**Items from a figure collection**
· · · ·

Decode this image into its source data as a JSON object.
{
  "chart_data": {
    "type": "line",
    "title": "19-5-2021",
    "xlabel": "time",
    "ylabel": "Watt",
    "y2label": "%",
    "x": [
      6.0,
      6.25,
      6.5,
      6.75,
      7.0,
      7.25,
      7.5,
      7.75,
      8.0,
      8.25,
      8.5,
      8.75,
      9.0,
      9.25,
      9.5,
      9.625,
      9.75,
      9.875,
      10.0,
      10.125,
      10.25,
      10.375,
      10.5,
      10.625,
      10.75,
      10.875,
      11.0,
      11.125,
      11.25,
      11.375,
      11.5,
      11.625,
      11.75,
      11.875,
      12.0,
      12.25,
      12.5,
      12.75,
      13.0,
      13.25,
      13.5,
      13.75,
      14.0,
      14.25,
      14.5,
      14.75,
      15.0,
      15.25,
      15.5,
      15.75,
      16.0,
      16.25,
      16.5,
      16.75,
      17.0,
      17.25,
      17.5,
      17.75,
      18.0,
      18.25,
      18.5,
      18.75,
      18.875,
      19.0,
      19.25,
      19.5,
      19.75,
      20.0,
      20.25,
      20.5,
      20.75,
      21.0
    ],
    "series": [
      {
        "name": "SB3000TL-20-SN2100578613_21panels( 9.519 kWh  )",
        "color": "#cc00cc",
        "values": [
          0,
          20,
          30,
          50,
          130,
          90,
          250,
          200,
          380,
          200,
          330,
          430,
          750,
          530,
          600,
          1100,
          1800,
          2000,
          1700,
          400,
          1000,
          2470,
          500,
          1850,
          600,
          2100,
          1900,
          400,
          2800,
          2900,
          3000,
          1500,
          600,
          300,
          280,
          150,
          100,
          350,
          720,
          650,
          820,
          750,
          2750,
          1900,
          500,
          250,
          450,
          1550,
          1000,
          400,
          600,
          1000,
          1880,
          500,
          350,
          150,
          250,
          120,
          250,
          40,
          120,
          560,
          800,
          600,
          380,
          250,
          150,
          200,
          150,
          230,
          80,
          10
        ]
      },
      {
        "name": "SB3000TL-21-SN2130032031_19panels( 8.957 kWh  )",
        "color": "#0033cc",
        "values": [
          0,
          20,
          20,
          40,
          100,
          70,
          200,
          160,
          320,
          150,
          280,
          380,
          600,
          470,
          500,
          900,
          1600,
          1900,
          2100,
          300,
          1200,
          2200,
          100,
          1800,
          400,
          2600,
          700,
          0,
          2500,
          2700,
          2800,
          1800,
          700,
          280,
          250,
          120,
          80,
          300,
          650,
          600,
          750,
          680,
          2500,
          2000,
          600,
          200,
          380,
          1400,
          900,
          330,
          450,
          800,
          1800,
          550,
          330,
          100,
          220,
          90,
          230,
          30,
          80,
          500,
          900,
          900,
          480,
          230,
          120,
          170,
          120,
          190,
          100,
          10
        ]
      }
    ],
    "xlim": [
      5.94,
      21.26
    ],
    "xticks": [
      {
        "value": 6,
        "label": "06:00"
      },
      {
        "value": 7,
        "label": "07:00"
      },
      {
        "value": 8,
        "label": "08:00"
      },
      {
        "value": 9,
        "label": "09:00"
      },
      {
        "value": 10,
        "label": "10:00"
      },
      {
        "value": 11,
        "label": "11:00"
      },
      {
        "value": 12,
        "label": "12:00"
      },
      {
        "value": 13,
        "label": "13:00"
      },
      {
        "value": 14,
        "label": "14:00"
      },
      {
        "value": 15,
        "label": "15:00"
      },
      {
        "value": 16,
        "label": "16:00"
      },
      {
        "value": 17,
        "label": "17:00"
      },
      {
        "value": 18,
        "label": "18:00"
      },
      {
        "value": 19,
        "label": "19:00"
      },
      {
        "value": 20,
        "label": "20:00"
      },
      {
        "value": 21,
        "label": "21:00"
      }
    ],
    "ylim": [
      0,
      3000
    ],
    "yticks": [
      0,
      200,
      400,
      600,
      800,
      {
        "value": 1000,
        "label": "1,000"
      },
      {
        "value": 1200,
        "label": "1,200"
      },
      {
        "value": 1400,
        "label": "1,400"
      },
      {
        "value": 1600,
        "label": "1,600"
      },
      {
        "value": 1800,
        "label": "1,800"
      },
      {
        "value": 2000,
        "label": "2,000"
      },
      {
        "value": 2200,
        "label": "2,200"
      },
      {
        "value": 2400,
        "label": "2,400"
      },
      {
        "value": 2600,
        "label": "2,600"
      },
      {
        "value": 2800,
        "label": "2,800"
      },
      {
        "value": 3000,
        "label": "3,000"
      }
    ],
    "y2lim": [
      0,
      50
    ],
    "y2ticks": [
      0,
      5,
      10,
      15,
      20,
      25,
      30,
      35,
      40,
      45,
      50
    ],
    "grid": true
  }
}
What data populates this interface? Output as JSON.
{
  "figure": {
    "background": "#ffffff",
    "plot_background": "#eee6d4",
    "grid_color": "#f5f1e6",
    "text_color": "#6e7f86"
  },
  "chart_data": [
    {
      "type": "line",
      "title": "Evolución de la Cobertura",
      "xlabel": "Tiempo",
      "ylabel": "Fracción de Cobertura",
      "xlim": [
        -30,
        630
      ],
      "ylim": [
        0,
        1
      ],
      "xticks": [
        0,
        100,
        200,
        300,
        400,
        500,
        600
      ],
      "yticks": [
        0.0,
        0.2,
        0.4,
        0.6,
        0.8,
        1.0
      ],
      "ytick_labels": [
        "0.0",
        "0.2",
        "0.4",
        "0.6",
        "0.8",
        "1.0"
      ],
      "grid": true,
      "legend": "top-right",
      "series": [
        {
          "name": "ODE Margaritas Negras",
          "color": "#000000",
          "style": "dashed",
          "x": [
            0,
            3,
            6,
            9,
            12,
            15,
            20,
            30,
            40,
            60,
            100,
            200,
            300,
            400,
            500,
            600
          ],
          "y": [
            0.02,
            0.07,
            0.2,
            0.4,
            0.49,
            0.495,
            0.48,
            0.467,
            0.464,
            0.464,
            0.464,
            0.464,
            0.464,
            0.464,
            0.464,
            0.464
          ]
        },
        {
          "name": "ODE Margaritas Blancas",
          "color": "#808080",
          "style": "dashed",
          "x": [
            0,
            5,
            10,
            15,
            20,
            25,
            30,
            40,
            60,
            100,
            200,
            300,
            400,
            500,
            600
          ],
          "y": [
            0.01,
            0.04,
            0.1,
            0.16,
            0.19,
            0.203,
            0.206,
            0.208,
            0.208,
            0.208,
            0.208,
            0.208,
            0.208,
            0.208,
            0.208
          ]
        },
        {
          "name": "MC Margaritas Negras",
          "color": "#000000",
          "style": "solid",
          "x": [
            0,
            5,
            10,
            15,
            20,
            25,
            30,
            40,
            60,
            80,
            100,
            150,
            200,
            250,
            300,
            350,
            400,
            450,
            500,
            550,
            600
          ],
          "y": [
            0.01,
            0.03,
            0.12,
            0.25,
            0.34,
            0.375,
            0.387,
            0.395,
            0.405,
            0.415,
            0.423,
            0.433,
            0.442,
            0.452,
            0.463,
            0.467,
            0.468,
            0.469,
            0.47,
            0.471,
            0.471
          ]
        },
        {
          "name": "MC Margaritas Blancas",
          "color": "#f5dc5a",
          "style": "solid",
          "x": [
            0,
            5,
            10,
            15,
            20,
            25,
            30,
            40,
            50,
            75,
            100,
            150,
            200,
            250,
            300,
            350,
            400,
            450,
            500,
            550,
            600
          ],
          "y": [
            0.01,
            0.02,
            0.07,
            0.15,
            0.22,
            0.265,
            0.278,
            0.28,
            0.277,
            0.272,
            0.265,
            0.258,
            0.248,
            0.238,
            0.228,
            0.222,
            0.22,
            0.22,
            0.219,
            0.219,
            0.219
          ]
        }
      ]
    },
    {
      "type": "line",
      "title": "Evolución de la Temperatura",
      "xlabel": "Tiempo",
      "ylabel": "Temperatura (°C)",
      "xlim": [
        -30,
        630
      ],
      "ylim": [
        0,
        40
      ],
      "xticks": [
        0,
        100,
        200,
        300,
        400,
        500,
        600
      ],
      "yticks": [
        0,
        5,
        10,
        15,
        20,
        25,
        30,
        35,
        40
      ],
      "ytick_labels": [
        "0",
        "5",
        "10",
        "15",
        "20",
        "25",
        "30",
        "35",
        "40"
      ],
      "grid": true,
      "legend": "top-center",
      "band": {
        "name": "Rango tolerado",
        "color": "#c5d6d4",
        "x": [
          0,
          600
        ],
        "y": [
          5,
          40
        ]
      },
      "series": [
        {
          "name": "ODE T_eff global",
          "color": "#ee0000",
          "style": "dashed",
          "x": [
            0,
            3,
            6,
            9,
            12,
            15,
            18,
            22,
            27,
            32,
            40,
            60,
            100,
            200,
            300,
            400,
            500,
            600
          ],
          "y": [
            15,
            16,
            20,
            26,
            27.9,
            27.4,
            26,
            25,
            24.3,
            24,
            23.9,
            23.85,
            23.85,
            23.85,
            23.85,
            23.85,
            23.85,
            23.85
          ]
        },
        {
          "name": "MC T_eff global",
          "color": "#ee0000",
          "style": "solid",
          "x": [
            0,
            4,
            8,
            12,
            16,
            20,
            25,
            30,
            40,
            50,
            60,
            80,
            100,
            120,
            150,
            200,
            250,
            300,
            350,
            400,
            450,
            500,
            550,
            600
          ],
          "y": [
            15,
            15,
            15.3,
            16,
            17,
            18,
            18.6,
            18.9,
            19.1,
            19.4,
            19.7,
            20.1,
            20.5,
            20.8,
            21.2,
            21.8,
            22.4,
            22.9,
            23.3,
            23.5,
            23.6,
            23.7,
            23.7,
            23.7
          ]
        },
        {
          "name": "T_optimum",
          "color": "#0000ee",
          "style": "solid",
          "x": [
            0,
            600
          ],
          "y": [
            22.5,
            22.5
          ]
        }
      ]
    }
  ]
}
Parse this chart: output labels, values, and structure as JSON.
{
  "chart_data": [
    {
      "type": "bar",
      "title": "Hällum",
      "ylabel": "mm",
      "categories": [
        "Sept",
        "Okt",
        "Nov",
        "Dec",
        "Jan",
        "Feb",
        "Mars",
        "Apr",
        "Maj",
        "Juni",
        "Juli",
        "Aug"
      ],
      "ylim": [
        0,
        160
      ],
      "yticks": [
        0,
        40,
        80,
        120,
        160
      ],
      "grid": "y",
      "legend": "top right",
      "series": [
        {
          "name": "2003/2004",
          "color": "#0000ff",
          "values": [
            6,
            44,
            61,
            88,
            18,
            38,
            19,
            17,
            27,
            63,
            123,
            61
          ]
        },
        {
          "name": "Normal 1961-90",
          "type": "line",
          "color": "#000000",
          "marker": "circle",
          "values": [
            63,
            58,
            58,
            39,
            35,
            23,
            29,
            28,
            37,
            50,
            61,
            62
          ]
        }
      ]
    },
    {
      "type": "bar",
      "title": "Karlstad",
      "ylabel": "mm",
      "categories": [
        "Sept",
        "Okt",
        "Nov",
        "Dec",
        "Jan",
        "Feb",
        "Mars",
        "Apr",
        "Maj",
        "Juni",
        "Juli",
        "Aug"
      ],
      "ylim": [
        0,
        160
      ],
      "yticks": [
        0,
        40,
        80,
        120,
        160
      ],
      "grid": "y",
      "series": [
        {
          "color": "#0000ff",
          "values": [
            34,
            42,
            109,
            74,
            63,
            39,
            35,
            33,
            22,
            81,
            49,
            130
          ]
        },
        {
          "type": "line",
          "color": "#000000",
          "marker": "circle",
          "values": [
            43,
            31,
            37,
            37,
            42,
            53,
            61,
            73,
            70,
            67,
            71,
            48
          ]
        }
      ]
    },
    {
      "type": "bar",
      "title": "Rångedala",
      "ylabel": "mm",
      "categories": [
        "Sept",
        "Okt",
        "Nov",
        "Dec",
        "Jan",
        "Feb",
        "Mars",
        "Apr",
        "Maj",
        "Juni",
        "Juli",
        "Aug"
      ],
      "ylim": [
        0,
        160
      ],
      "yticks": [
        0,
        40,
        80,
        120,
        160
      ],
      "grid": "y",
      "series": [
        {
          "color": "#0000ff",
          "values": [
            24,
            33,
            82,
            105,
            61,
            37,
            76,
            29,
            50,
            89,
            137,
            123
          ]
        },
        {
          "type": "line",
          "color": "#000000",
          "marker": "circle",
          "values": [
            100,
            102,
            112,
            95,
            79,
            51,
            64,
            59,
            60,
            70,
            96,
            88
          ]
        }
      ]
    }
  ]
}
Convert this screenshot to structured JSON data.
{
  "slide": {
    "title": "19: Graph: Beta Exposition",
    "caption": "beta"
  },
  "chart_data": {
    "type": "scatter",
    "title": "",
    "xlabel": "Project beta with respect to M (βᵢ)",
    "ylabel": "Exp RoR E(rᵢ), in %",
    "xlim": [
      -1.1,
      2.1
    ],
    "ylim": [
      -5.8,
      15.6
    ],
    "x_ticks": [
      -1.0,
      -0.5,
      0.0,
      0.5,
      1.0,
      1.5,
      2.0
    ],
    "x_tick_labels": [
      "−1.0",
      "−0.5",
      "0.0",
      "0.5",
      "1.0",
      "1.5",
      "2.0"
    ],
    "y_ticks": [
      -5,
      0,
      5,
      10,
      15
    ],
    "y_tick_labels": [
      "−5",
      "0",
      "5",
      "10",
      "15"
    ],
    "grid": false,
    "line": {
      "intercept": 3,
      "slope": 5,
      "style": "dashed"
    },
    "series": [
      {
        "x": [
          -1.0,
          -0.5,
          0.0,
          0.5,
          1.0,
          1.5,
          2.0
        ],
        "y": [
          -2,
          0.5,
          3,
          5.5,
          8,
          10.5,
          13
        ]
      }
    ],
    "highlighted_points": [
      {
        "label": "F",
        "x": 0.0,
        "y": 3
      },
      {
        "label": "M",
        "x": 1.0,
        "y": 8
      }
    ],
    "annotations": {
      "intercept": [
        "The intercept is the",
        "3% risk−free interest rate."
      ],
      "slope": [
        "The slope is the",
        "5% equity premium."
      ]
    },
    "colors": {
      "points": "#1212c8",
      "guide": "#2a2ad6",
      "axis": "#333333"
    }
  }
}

· · · ·

**EXERCISE BRIEF**
What is the number of lines in the data holding the word "global"? Reply with that number only.

**EXPECTED ANSWER**
2